**Dataset records:**
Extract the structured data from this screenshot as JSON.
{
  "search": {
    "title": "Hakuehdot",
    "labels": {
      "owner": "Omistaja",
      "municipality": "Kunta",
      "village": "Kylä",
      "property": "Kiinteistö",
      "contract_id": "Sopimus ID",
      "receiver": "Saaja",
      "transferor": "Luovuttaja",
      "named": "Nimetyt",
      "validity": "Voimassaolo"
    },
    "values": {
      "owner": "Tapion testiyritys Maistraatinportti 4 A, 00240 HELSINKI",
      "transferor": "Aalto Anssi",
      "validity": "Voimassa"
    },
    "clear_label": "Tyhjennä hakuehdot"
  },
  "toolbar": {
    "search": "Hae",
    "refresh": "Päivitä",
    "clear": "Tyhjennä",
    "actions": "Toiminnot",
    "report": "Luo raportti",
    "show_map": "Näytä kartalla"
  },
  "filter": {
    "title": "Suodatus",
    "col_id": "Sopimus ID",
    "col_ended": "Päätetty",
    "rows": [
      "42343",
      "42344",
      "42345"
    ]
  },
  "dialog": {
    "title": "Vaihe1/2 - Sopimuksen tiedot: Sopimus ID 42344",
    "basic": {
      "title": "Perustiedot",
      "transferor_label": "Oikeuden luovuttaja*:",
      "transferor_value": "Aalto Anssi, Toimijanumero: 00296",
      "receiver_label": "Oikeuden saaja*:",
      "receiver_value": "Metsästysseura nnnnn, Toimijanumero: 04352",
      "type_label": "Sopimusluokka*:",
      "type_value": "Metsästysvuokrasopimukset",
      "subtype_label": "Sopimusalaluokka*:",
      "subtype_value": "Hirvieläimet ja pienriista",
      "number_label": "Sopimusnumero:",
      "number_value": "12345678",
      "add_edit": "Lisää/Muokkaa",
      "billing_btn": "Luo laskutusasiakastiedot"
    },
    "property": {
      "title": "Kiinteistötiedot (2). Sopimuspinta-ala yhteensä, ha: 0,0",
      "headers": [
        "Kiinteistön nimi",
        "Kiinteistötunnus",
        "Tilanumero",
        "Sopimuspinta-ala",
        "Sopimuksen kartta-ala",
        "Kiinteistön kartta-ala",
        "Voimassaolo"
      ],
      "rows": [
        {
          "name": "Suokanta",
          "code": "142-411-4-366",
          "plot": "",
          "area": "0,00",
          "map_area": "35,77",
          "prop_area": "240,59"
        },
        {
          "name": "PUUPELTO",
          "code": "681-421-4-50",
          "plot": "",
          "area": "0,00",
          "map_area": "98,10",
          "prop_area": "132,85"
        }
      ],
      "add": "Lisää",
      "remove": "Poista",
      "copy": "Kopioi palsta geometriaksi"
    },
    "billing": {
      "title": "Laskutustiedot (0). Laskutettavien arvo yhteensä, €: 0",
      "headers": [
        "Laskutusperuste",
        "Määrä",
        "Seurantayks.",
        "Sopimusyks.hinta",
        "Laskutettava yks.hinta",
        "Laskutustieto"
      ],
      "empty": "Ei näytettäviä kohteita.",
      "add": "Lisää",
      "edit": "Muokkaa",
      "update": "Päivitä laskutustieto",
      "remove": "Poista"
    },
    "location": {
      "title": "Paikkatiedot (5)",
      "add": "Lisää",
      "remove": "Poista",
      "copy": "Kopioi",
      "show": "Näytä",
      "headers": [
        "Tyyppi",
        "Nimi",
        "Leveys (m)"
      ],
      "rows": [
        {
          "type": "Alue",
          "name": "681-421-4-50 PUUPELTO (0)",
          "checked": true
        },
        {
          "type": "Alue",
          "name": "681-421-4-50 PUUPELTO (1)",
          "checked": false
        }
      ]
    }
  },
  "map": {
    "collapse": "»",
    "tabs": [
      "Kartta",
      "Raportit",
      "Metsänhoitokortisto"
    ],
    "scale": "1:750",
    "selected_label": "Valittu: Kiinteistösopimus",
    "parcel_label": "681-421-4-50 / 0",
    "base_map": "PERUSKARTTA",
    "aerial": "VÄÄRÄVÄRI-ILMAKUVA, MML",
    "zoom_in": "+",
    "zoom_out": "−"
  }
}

**WHAT YOU WILL DO:**
Each record above should be output again exactly.

**EXERCISE ANSWER:**
Extract the structured data from this screenshot as JSON.
{
  "search": {
    "title": "Hakuehdot",
    "labels": {
      "owner": "Omistaja",
      "municipality": "Kunta",
      "village": "Kylä",
      "property": "Kiinteistö",
      "contract_id": "Sopimus ID",
      "receiver": "Saaja",
      "transferor": "Luovuttaja",
      "named": "Nimetyt",
      "validity": "Voimassaolo"
    },
    "values": {
      "owner": "Tapion testiyritys Maistraatinportti 4 A, 00240 HELSINKI",
      "transferor": "Aalto Anssi",
      "validity": "Voimassa"
    },
    "clear_label": "Tyhjennä hakuehdot"
  },
  "toolbar": {
    "search": "Hae",
    "refresh": "Päivitä",
    "clear": "Tyhjennä",
    "actions": "Toiminnot",
    "report": "Luo raportti",
    "show_map": "Näytä kartalla"
  },
  "filter": {
    "title": "Suodatus",
    "col_id": "Sopimus ID",
    "col_ended": "Päätetty",
    "rows": [
      "42343",
      "42344",
      "42345"
    ]
  },
  "dialog": {
    "title": "Vaihe1/2 - Sopimuksen tiedot: Sopimus ID 42344",
    "basic": {
      "title": "Perustiedot",
      "transferor_label": "Oikeuden luovuttaja*:",
      "transferor_value": "Aalto Anssi, Toimijanumero: 00296",
      "receiver_label": "Oikeuden saaja*:",
      "receiver_value": "Metsästysseura nnnnn, Toimijanumero: 04352",
      "type_label": "Sopimusluokka*:",
      "type_value": "Metsästysvuokrasopimukset",
      "subtype_label": "Sopimusalaluokka*:",
      "subtype_value": "Hirvieläimet ja pienriista",
      "number_label": "Sopimusnumero:",
      "number_value": "12345678",
      "add_edit": "Lisää/Muokkaa",
      "billing_btn": "Luo laskutusasiakastiedot"
    },
    "property": {
      "title": "Kiinteistötiedot (2). Sopimuspinta-ala yhteensä, ha: 0,0",
      "headers": [
        "Kiinteistön nimi",
        "Kiinteistötunnus",
        "Tilanumero",
        "Sopimuspinta-ala",
        "Sopimuksen kartta-ala",
        "Kiinteistön kartta-ala",
        "Voimassaolo"
      ],
      "rows": [
        {
          "name": "Suokanta",
          "code": "142-411-4-366",
          "plot": "",
          "area": "0,00",
          "map_area": "35,77",
          "prop_area": "240,59"
        },
        {
          "name": "PUUPELTO",
          "code": "681-421-4-50",
          "plot": "",
          "area": "0,00",
          "map_area": "98,10",
          "prop_area": "132,85"
        }
      ],
      "add": "Lisää",
      "remove": "Poista",
      "copy": "Kopioi palsta geometriaksi"
    },
    "billing": {
      "title": "Laskutustiedot (0). Laskutettavien arvo yhteensä, €: 0",
      "headers": [
        "Laskutusperuste",
        "Määrä",
        "Seurantayks.",
        "Sopimusyks.hinta",
        "Laskutettava yks.hinta",
        "Laskutustieto"
      ],
      "empty": "Ei näytettäviä kohteita.",
      "add": "Lisää",
      "edit": "Muokkaa",
      "update": "Päivitä laskutustieto",
      "remove": "Poista"
    },
    "location": {
      "title": "Paikkatiedot (5)",
      "add": "Lisää",
      "remove": "Poista",
      "copy": "Kopioi",
      "show": "Näytä",
      "headers": [
        "Tyyppi",
        "Nimi",
        "Leveys (m)"
      ],
      "rows": [
        {
          "type": "Alue",
          "name": "681-421-4-50 PUUPELTO (0)",
          "checked": true
        },
        {
          "type": "Alue",
          "name": "681-421-4-50 PUUPELTO (1)",
          "checked": false
        }
      ]
    }
  },
  "map": {
    "collapse": "»",
    "tabs": [
      "Kartta",
      "Raportit",
      "Metsänhoitokortisto"
    ],
    "scale": "1:750",
    "selected_label": "Valittu: Kiinteistösopimus",
    "parcel_label": "681-421-4-50 / 0",
    "base_map": "PERUSKARTTA",
    "aerial": "VÄÄRÄVÄRI-ILMAKUVA, MML",
    "zoom_in": "+",
    "zoom_out": "−"
  }
}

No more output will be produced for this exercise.